─── EXERCISE MATERIAL

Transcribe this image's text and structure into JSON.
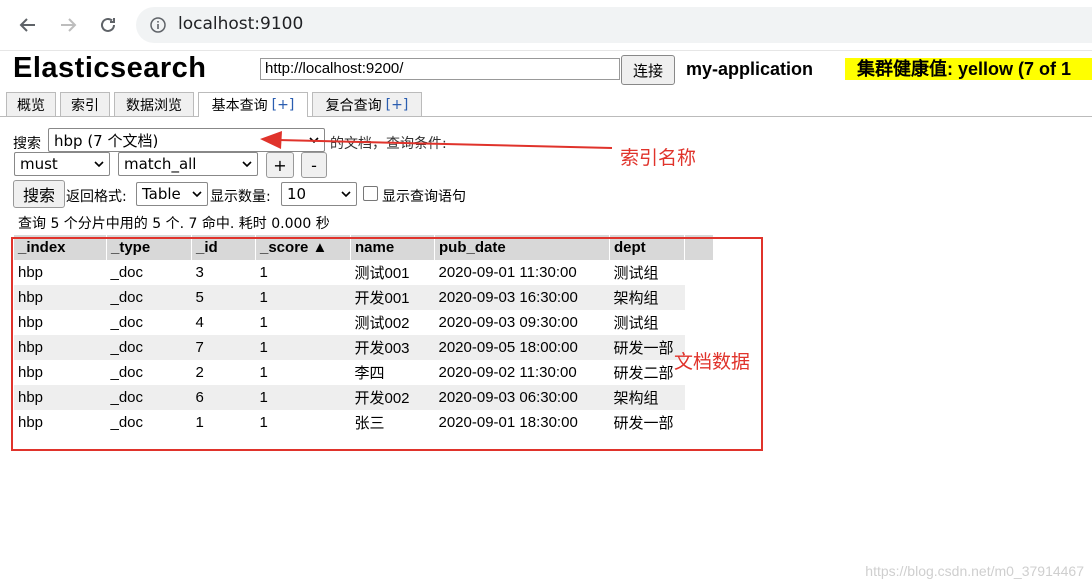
{
  "browser": {
    "url": "localhost:9100"
  },
  "app": {
    "title": "Elasticsearch",
    "es_url": "http://localhost:9200/",
    "connect_label": "连接",
    "cluster_name": "my-application",
    "health": "集群健康值: yellow (7 of 1"
  },
  "tabs": [
    {
      "label": "概览",
      "plus": ""
    },
    {
      "label": "索引",
      "plus": ""
    },
    {
      "label": "数据浏览",
      "plus": ""
    },
    {
      "label": "基本查询",
      "plus": "[+]"
    },
    {
      "label": "复合查询",
      "plus": "[+]"
    }
  ],
  "query": {
    "search_label": "搜索",
    "index_select": "hbp (7 个文档)",
    "after_select": "的文档，查询条件:",
    "must_select": "must",
    "match_select": "match_all",
    "plus_btn": "+",
    "minus_btn": "-",
    "search_btn": "搜索",
    "format_label": "返回格式:",
    "format_select": "Table",
    "size_label": "显示数量:",
    "size_select": "10",
    "show_query_label": "显示查询语句",
    "status": "查询 5 个分片中用的 5 个. 7 命中. 耗时 0.000 秒"
  },
  "annotations": {
    "index_name": "索引名称",
    "doc_data": "文档数据"
  },
  "table": {
    "headers": [
      "_index",
      "_type",
      "_id",
      "_score ▲",
      "name",
      "pub_date",
      "dept"
    ],
    "rows": [
      [
        "hbp",
        "_doc",
        "3",
        "1",
        "测试001",
        "2020-09-01 11:30:00",
        "测试组"
      ],
      [
        "hbp",
        "_doc",
        "5",
        "1",
        "开发001",
        "2020-09-03 16:30:00",
        "架构组"
      ],
      [
        "hbp",
        "_doc",
        "4",
        "1",
        "测试002",
        "2020-09-03 09:30:00",
        "测试组"
      ],
      [
        "hbp",
        "_doc",
        "7",
        "1",
        "开发003",
        "2020-09-05 18:00:00",
        "研发一部"
      ],
      [
        "hbp",
        "_doc",
        "2",
        "1",
        "李四",
        "2020-09-02 11:30:00",
        "研发二部"
      ],
      [
        "hbp",
        "_doc",
        "6",
        "1",
        "开发002",
        "2020-09-03 06:30:00",
        "架构组"
      ],
      [
        "hbp",
        "_doc",
        "1",
        "1",
        "张三",
        "2020-09-01 18:30:00",
        "研发一部"
      ]
    ]
  },
  "watermark": "https://blog.csdn.net/m0_37914467",
  "colors": {
    "annotation": "#e0332b",
    "health": "#ffff00"
  }
}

──────

THE EXERCISE: Restate each line of the records exactly; pictures do not belong in the copy.

THE REPLY:
Transcribe this image's text and structure into JSON.
{
  "browser": {
    "url": "localhost:9100"
  },
  "app": {
    "title": "Elasticsearch",
    "es_url": "http://localhost:9200/",
    "connect_label": "连接",
    "cluster_name": "my-application",
    "health": "集群健康值: yellow (7 of 1"
  },
  "tabs": [
    {
      "label": "概览",
      "plus": ""
    },
    {
      "label": "索引",
      "plus": ""
    },
    {
      "label": "数据浏览",
      "plus": ""
    },
    {
      "label": "基本查询",
      "plus": "[+]"
    },
    {
      "label": "复合查询",
      "plus": "[+]"
    }
  ],
  "query": {
    "search_label": "搜索",
    "index_select": "hbp (7 个文档)",
    "after_select": "的文档，查询条件:",
    "must_select": "must",
    "match_select": "match_all",
    "plus_btn": "+",
    "minus_btn": "-",
    "search_btn": "搜索",
    "format_label": "返回格式:",
    "format_select": "Table",
    "size_label": "显示数量:",
    "size_select": "10",
    "show_query_label": "显示查询语句",
    "status": "查询 5 个分片中用的 5 个. 7 命中. 耗时 0.000 秒"
  },
  "annotations": {
    "index_name": "索引名称",
    "doc_data": "文档数据"
  },
  "table": {
    "headers": [
      "_index",
      "_type",
      "_id",
      "_score ▲",
      "name",
      "pub_date",
      "dept"
    ],
    "rows": [
      [
        "hbp",
        "_doc",
        "3",
        "1",
        "测试001",
        "2020-09-01 11:30:00",
        "测试组"
      ],
      [
        "hbp",
        "_doc",
        "5",
        "1",
        "开发001",
        "2020-09-03 16:30:00",
        "架构组"
      ],
      [
        "hbp",
        "_doc",
        "4",
        "1",
        "测试002",
        "2020-09-03 09:30:00",
        "测试组"
      ],
      [
        "hbp",
        "_doc",
        "7",
        "1",
        "开发003",
        "2020-09-05 18:00:00",
        "研发一部"
      ],
      [
        "hbp",
        "_doc",
        "2",
        "1",
        "李四",
        "2020-09-02 11:30:00",
        "研发二部"
      ],
      [
        "hbp",
        "_doc",
        "6",
        "1",
        "开发002",
        "2020-09-03 06:30:00",
        "架构组"
      ],
      [
        "hbp",
        "_doc",
        "1",
        "1",
        "张三",
        "2020-09-01 18:30:00",
        "研发一部"
      ]
    ]
  },
  "watermark": "https://blog.csdn.net/m0_37914467",
  "colors": {
    "annotation": "#e0332b",
    "health": "#ffff00"
  }
}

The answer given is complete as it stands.